═══ Material provided ═══
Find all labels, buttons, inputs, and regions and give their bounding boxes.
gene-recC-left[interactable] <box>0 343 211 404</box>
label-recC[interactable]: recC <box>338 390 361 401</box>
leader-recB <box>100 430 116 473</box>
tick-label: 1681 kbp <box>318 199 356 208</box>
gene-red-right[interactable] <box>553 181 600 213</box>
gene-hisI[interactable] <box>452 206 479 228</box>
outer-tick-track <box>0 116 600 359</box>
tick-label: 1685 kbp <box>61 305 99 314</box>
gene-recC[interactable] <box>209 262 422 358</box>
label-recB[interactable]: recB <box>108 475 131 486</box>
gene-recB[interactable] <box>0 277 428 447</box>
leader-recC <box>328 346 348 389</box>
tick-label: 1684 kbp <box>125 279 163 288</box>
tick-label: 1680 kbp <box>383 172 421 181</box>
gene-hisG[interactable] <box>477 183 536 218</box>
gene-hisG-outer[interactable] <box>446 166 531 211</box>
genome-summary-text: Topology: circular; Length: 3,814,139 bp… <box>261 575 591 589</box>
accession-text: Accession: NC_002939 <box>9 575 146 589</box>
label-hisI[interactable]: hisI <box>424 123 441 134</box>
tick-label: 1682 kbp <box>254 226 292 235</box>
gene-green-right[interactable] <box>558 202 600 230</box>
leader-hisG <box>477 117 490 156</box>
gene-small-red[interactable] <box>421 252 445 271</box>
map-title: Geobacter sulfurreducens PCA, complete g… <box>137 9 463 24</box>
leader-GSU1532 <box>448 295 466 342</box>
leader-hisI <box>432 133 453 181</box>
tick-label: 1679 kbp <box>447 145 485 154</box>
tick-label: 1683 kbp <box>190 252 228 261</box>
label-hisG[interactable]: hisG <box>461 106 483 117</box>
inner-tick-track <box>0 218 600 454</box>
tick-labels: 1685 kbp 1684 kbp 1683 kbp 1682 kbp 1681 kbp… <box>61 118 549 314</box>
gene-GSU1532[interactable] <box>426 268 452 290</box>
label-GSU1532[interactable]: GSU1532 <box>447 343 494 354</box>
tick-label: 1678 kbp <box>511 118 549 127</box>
═══
[Aim of the exercise] Go through the listing and write out each line exactly.

[Solution]
Find all labels, buttons, inputs, and regions and give their bounding boxes.
gene-recC-left[interactable] <box>0 343 211 404</box>
label-recC[interactable]: recC <box>338 390 361 401</box>
leader-recB <box>100 430 116 473</box>
tick-label: 1681 kbp <box>318 199 356 208</box>
gene-red-right[interactable] <box>553 181 600 213</box>
gene-hisI[interactable] <box>452 206 479 228</box>
outer-tick-track <box>0 116 600 359</box>
tick-label: 1685 kbp <box>61 305 99 314</box>
gene-recC[interactable] <box>209 262 422 358</box>
label-recB[interactable]: recB <box>108 475 131 486</box>
gene-recB[interactable] <box>0 277 428 447</box>
leader-recC <box>328 346 348 389</box>
tick-label: 1684 kbp <box>125 279 163 288</box>
tick-label: 1680 kbp <box>383 172 421 181</box>
gene-hisG[interactable] <box>477 183 536 218</box>
gene-hisG-outer[interactable] <box>446 166 531 211</box>
genome-summary-text: Topology: circular; Length: 3,814,139 bp… <box>261 575 591 589</box>
accession-text: Accession: NC_002939 <box>9 575 146 589</box>
label-hisI[interactable]: hisI <box>424 123 441 134</box>
tick-label: 1682 kbp <box>254 226 292 235</box>
gene-green-right[interactable] <box>558 202 600 230</box>
leader-hisG <box>477 117 490 156</box>
gene-small-red[interactable] <box>421 252 445 271</box>
map-title: Geobacter sulfurreducens PCA, complete g… <box>137 9 463 24</box>
leader-GSU1532 <box>448 295 466 342</box>
leader-hisI <box>432 133 453 181</box>
tick-label: 1679 kbp <box>447 145 485 154</box>
tick-label: 1683 kbp <box>190 252 228 261</box>
label-hisG[interactable]: hisG <box>461 106 483 117</box>
inner-tick-track <box>0 218 600 454</box>
tick-labels: 1685 kbp 1684 kbp 1683 kbp 1682 kbp 1681 kbp… <box>61 118 549 314</box>
gene-GSU1532[interactable] <box>426 268 452 290</box>
label-GSU1532[interactable]: GSU1532 <box>447 343 494 354</box>
tick-label: 1678 kbp <box>511 118 549 127</box>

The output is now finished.